→ **EXERCISE REQUIREMENTS**:
Don't copy the pictures; return every other part of the records exactly.

>> BEGIN EXTRACTED MATERIAL

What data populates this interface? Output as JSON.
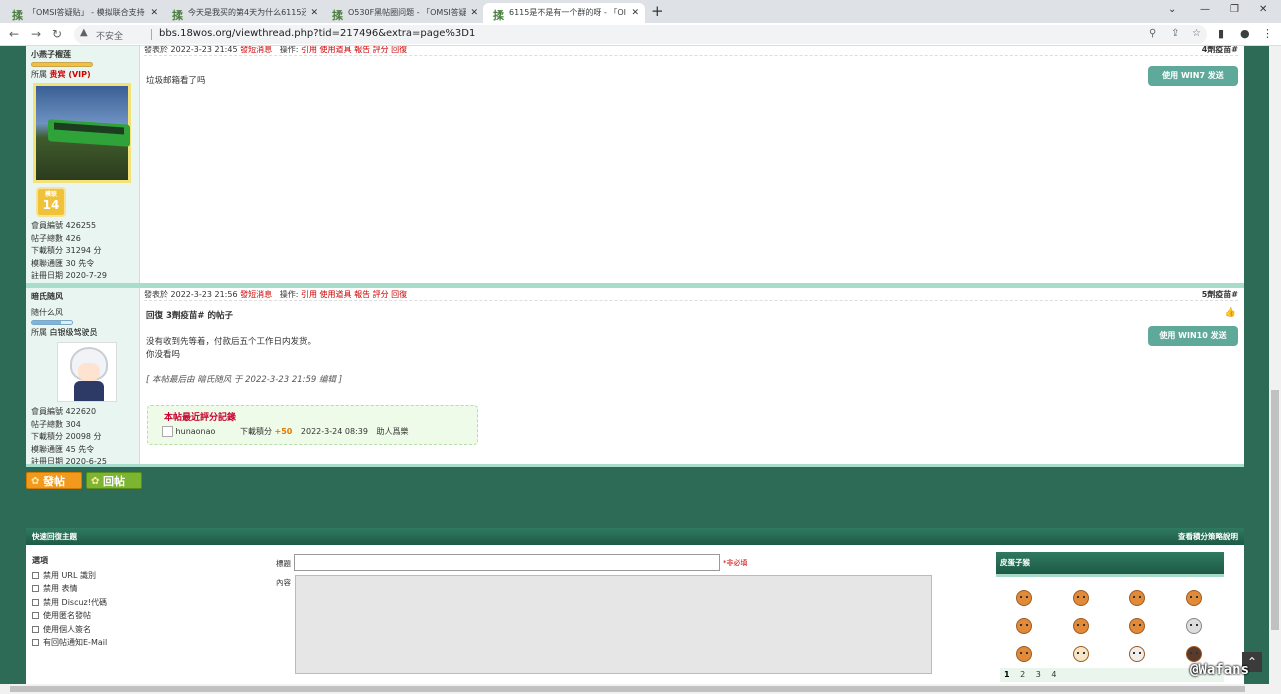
{
  "browser": {
    "tabs": [
      {
        "title": "「OMSI答疑贴」 - 模拟联合支持"
      },
      {
        "title": "今天是我买的第4天为什么6115还"
      },
      {
        "title": "O530F黑帖圈问题 - 「OMSI答疑"
      },
      {
        "title": "6115是不是有一个群的呀 - 「OI"
      }
    ],
    "active_tab_index": 3,
    "new_tab": "+",
    "insecure_label": "不安全",
    "url": "bbs.18wos.org/viewthread.php?tid=217496&extra=page%3D1"
  },
  "posts": [
    {
      "author": "小燕子榴莲",
      "group_label": "所属",
      "group": "贵宾 (VIP)",
      "level": "14",
      "level_label": "模联",
      "stats": [
        {
          "k": "會員編號",
          "v": "426255"
        },
        {
          "k": "帖子總數",
          "v": "426"
        },
        {
          "k": "下載積分",
          "v": "31294 分"
        },
        {
          "k": "模聯通匯",
          "v": "30 先令"
        },
        {
          "k": "註冊日期",
          "v": "2020-7-29"
        }
      ],
      "meta_prefix": "發表於 2022-3-23 21:45",
      "meta_pm": "發短消息",
      "meta_ops_label": "操作:",
      "meta_ops": "引用 使用道具 報告 評分 回復",
      "floor": "4劑疫苗#",
      "body": "垃圾邮箱看了吗",
      "send_button": "使用 WIN7 发送"
    },
    {
      "author": "暗氏随风",
      "signature": "随什么风",
      "group_label": "所属",
      "group": "白银级驾驶员",
      "stats": [
        {
          "k": "會員編號",
          "v": "422620"
        },
        {
          "k": "帖子總數",
          "v": "304"
        },
        {
          "k": "下載積分",
          "v": "20098 分"
        },
        {
          "k": "模聯通匯",
          "v": "45 先令"
        },
        {
          "k": "註冊日期",
          "v": "2020-6-25"
        }
      ],
      "meta_prefix": "發表於 2022-3-23 21:56",
      "meta_pm": "發短消息",
      "meta_ops_label": "操作:",
      "meta_ops": "引用 使用道具 報告 評分 回復",
      "floor": "5劑疫苗#",
      "reply_title": "回復 3劑疫苗# 的帖子",
      "body_line1": "没有收到先等着，付款后五个工作日内发货。",
      "body_line2": "你没看吗",
      "edit_note": "[ 本帖最后由 暗氏随风 于 2022-3-23 21:59 编辑 ]",
      "rating_title": "本帖最近評分記錄",
      "rating_user": "hunaonao",
      "rating_field": "下載積分",
      "rating_value": "+50",
      "rating_time": "2022-3-24 08:39",
      "rating_reason": "助人爲樂",
      "send_button": "使用 WIN10 发送"
    }
  ],
  "actions": {
    "new_post": "發帖",
    "reply": "回帖"
  },
  "quick_reply": {
    "title": "快速回復主題",
    "right_link": "查看積分策略說明",
    "options_title": "選項",
    "options": [
      "禁用 URL 識別",
      "禁用 表情",
      "禁用 Discuz!代碼",
      "使用匿名發帖",
      "使用個人簽名",
      "有回帖通知E-Mail"
    ],
    "subject_label": "標題",
    "required_note": "*非必填",
    "content_label": "內容",
    "smilies_title": "皮蛋子猴",
    "pages": [
      "1",
      "2",
      "3",
      "4"
    ]
  },
  "watermark": "@Wafans",
  "colors": {
    "accent": "#2d6b57",
    "send_button": "#5fa99a",
    "new_post": "#f39a1e",
    "reply": "#7cb52f"
  }
}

>> END EXTRACTED MATERIAL

→ **RESULT OF THE TASK**:
What data populates this interface? Output as JSON.
{
  "browser": {
    "tabs": [
      {
        "title": "「OMSI答疑贴」 - 模拟联合支持"
      },
      {
        "title": "今天是我买的第4天为什么6115还"
      },
      {
        "title": "O530F黑帖圈问题 - 「OMSI答疑"
      },
      {
        "title": "6115是不是有一个群的呀 - 「OI"
      }
    ],
    "active_tab_index": 3,
    "new_tab": "+",
    "insecure_label": "不安全",
    "url": "bbs.18wos.org/viewthread.php?tid=217496&extra=page%3D1"
  },
  "posts": [
    {
      "author": "小燕子榴莲",
      "group_label": "所属",
      "group": "贵宾 (VIP)",
      "level": "14",
      "level_label": "模联",
      "stats": [
        {
          "k": "會員編號",
          "v": "426255"
        },
        {
          "k": "帖子總數",
          "v": "426"
        },
        {
          "k": "下載積分",
          "v": "31294 分"
        },
        {
          "k": "模聯通匯",
          "v": "30 先令"
        },
        {
          "k": "註冊日期",
          "v": "2020-7-29"
        }
      ],
      "meta_prefix": "發表於 2022-3-23 21:45",
      "meta_pm": "發短消息",
      "meta_ops_label": "操作:",
      "meta_ops": "引用 使用道具 報告 評分 回復",
      "floor": "4劑疫苗#",
      "body": "垃圾邮箱看了吗",
      "send_button": "使用 WIN7 发送"
    },
    {
      "author": "暗氏随风",
      "signature": "随什么风",
      "group_label": "所属",
      "group": "白银级驾驶员",
      "stats": [
        {
          "k": "會員編號",
          "v": "422620"
        },
        {
          "k": "帖子總數",
          "v": "304"
        },
        {
          "k": "下載積分",
          "v": "20098 分"
        },
        {
          "k": "模聯通匯",
          "v": "45 先令"
        },
        {
          "k": "註冊日期",
          "v": "2020-6-25"
        }
      ],
      "meta_prefix": "發表於 2022-3-23 21:56",
      "meta_pm": "發短消息",
      "meta_ops_label": "操作:",
      "meta_ops": "引用 使用道具 報告 評分 回復",
      "floor": "5劑疫苗#",
      "reply_title": "回復 3劑疫苗# 的帖子",
      "body_line1": "没有收到先等着，付款后五个工作日内发货。",
      "body_line2": "你没看吗",
      "edit_note": "[ 本帖最后由 暗氏随风 于 2022-3-23 21:59 编辑 ]",
      "rating_title": "本帖最近評分記錄",
      "rating_user": "hunaonao",
      "rating_field": "下載積分",
      "rating_value": "+50",
      "rating_time": "2022-3-24 08:39",
      "rating_reason": "助人爲樂",
      "send_button": "使用 WIN10 发送"
    }
  ],
  "actions": {
    "new_post": "發帖",
    "reply": "回帖"
  },
  "quick_reply": {
    "title": "快速回復主題",
    "right_link": "查看積分策略說明",
    "options_title": "選項",
    "options": [
      "禁用 URL 識別",
      "禁用 表情",
      "禁用 Discuz!代碼",
      "使用匿名發帖",
      "使用個人簽名",
      "有回帖通知E-Mail"
    ],
    "subject_label": "標題",
    "required_note": "*非必填",
    "content_label": "內容",
    "smilies_title": "皮蛋子猴",
    "pages": [
      "1",
      "2",
      "3",
      "4"
    ]
  },
  "watermark": "@Wafans",
  "colors": {
    "accent": "#2d6b57",
    "send_button": "#5fa99a",
    "new_post": "#f39a1e",
    "reply": "#7cb52f"
  }
}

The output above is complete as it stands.